Determine how many lines of the data below contain "Emma", then give only that number.
----------------
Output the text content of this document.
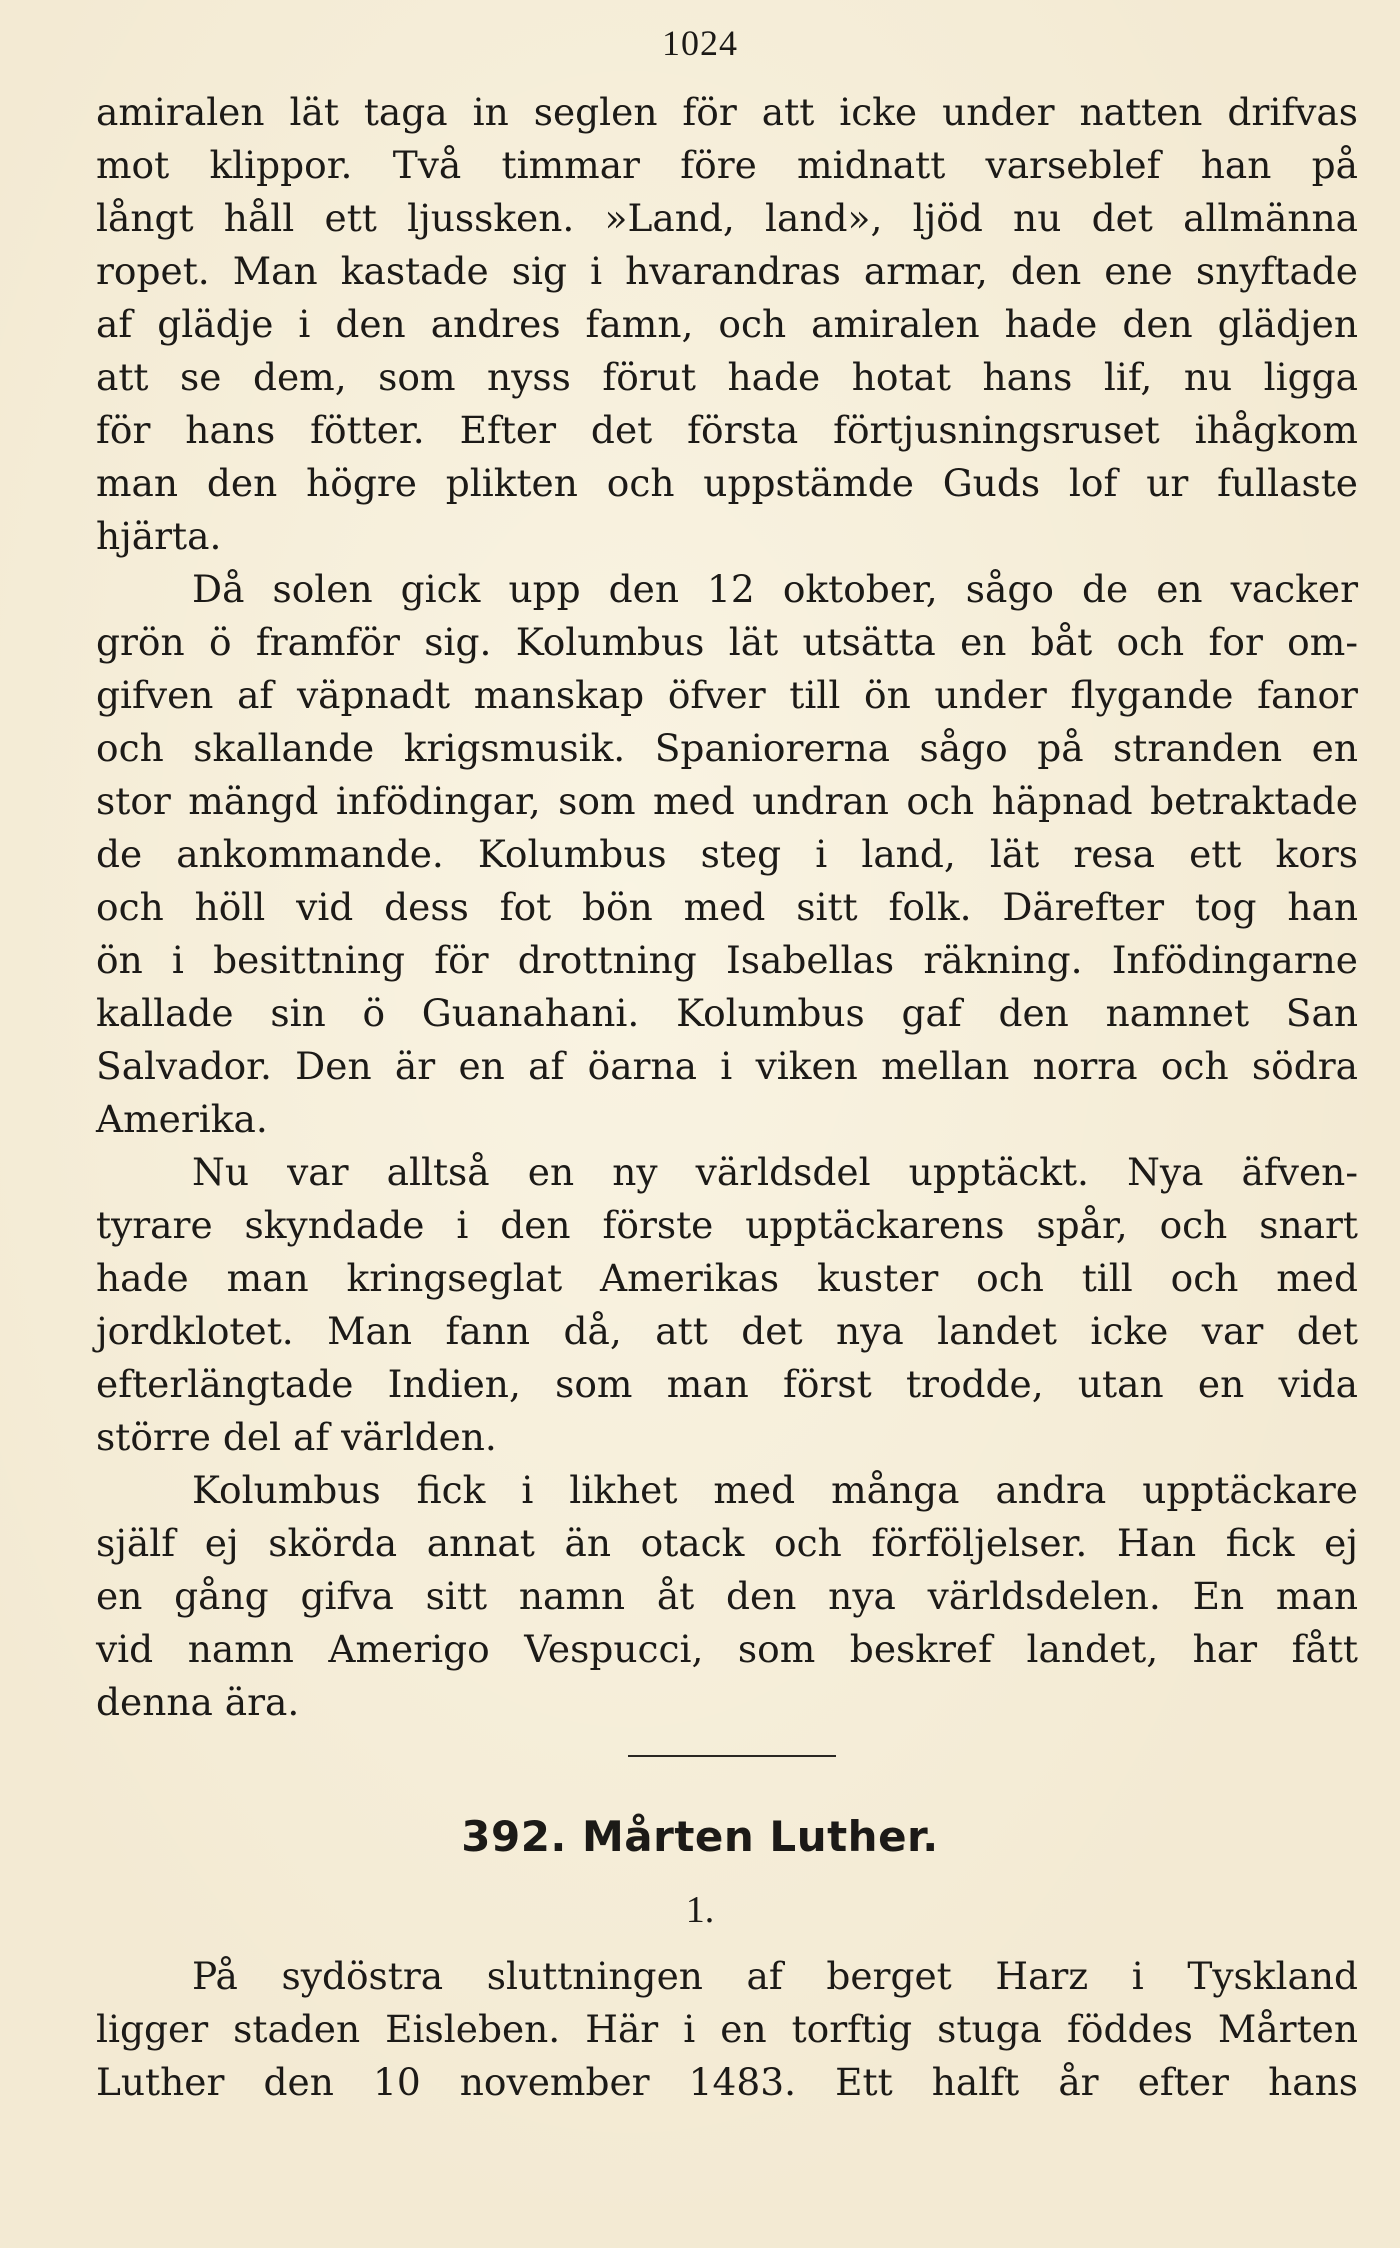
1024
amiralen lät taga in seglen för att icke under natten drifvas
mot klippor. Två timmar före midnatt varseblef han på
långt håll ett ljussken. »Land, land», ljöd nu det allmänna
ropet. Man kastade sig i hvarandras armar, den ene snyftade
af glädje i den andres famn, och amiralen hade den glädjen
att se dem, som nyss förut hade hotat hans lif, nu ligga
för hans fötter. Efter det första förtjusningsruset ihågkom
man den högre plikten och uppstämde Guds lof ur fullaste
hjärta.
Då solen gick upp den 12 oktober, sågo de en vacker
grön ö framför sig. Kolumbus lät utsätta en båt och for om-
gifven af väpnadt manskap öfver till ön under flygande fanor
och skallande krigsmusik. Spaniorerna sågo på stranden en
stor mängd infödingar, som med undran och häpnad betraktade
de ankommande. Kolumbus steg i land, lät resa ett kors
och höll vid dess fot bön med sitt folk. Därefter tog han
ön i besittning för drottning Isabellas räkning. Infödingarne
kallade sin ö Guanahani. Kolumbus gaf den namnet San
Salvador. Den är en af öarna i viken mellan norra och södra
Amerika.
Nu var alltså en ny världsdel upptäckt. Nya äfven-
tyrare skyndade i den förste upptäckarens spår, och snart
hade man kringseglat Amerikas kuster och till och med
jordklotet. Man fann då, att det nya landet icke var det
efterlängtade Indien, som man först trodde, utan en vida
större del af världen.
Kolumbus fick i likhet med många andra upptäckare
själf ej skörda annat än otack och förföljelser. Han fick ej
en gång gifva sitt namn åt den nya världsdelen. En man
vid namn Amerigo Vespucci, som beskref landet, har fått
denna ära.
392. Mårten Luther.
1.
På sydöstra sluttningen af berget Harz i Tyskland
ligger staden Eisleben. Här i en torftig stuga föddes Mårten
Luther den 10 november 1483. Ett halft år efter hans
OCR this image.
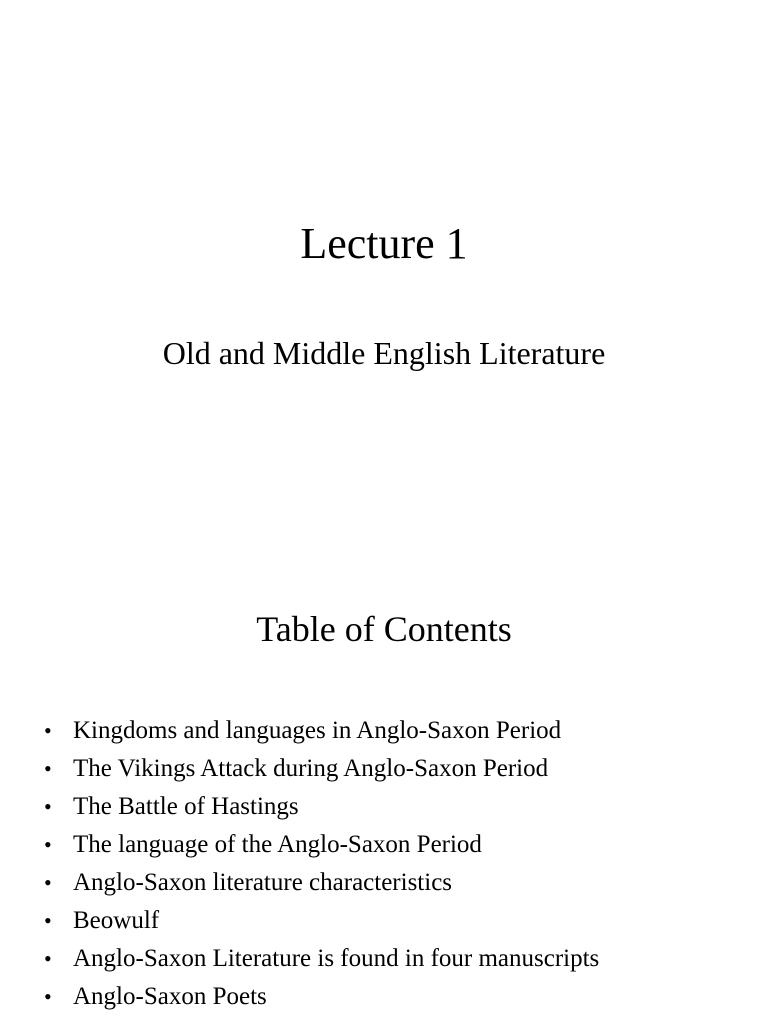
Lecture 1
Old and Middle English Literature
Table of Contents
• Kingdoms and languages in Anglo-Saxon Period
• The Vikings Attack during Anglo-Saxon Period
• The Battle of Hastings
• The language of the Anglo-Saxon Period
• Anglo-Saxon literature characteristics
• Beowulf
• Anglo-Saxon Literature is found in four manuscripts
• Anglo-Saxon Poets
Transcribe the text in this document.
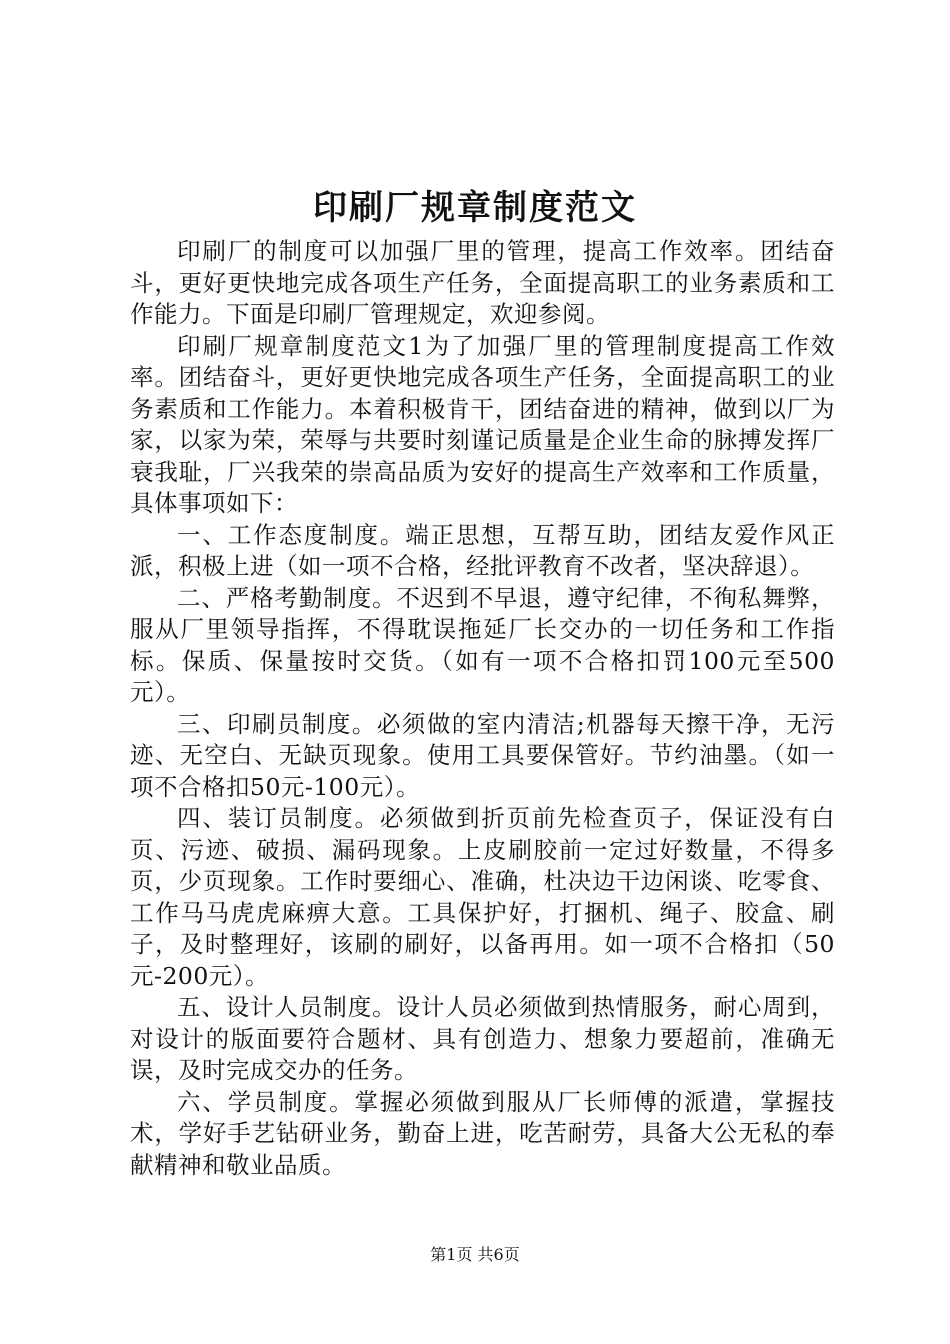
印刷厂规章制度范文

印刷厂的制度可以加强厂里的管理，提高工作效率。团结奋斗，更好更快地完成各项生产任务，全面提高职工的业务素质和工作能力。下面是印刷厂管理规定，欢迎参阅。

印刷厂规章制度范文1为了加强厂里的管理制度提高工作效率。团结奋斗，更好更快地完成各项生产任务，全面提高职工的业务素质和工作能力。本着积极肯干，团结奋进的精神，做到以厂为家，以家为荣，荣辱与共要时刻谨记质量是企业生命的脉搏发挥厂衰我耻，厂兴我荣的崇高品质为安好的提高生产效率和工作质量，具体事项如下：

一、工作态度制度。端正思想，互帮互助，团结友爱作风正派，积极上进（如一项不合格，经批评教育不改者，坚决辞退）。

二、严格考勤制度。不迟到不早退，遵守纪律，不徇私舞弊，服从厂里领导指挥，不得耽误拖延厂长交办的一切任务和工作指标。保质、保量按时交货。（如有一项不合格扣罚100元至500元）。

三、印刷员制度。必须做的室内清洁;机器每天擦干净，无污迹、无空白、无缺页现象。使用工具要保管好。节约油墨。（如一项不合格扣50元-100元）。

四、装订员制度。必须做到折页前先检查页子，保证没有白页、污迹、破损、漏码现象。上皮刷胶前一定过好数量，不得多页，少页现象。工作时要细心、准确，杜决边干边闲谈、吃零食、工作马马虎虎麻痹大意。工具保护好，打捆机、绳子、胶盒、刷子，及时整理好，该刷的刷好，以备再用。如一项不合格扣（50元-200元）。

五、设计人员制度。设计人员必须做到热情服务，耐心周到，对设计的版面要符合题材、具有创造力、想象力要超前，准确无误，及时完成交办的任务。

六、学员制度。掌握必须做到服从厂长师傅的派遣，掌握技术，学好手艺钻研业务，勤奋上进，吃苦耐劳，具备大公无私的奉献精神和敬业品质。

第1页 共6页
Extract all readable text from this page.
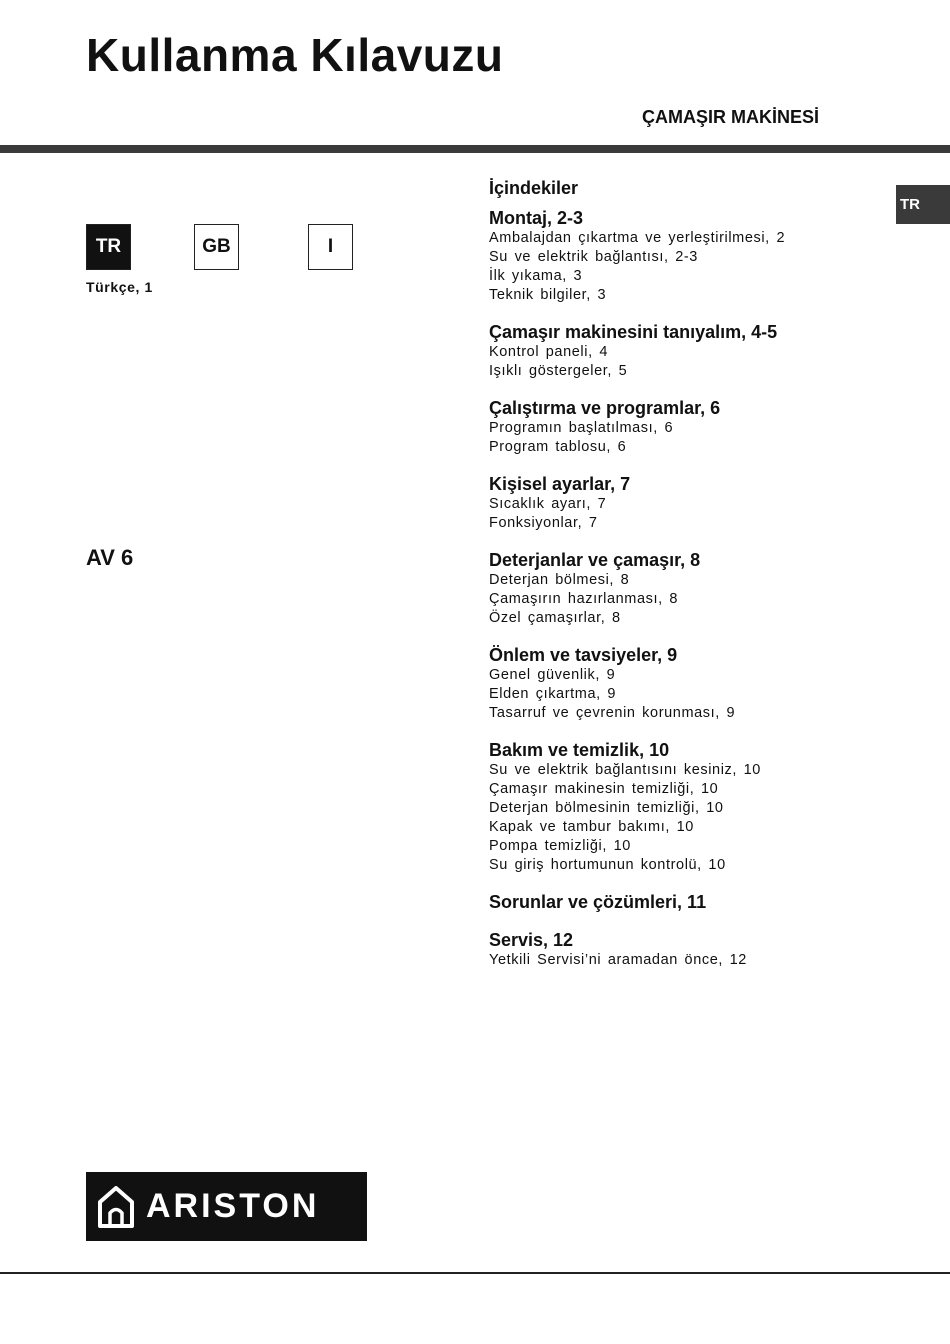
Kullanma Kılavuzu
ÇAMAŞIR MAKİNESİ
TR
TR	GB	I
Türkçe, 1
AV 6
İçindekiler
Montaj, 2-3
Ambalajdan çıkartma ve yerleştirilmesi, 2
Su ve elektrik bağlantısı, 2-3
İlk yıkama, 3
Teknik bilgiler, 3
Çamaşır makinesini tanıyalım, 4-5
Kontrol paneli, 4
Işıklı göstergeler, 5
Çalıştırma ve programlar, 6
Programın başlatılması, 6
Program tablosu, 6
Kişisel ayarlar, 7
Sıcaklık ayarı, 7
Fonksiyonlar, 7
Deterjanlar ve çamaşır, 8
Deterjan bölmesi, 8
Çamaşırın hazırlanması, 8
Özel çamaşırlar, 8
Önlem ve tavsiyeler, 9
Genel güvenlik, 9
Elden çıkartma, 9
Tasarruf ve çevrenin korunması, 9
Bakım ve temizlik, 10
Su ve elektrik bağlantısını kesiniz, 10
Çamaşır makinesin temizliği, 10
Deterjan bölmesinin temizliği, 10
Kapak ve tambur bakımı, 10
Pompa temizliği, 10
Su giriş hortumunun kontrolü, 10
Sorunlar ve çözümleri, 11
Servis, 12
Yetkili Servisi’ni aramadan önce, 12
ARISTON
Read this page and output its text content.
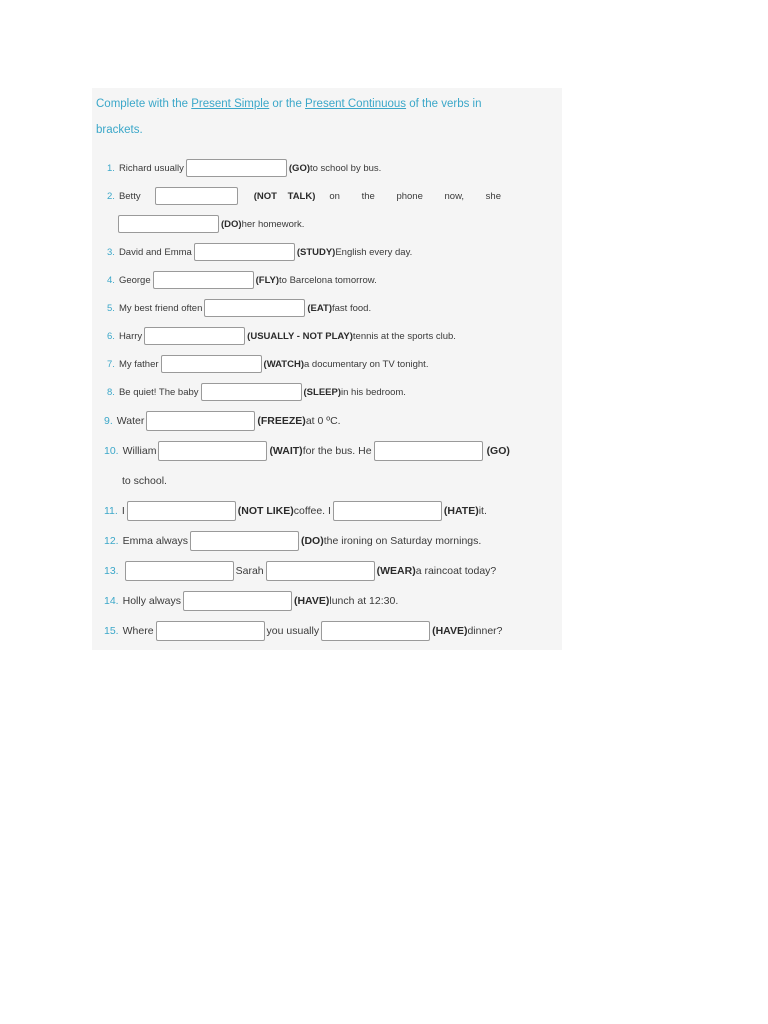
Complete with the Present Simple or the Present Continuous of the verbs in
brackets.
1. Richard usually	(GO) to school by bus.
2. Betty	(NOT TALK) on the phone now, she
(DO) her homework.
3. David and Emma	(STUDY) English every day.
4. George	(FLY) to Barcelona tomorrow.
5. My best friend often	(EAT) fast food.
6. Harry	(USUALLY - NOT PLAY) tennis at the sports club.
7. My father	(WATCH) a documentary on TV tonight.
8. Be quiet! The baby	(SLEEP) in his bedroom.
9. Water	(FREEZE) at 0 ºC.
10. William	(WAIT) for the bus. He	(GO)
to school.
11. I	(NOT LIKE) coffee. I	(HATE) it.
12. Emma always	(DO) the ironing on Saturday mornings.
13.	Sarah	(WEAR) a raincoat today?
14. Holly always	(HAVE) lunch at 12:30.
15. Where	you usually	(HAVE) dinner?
----------------
- [REPLY] 2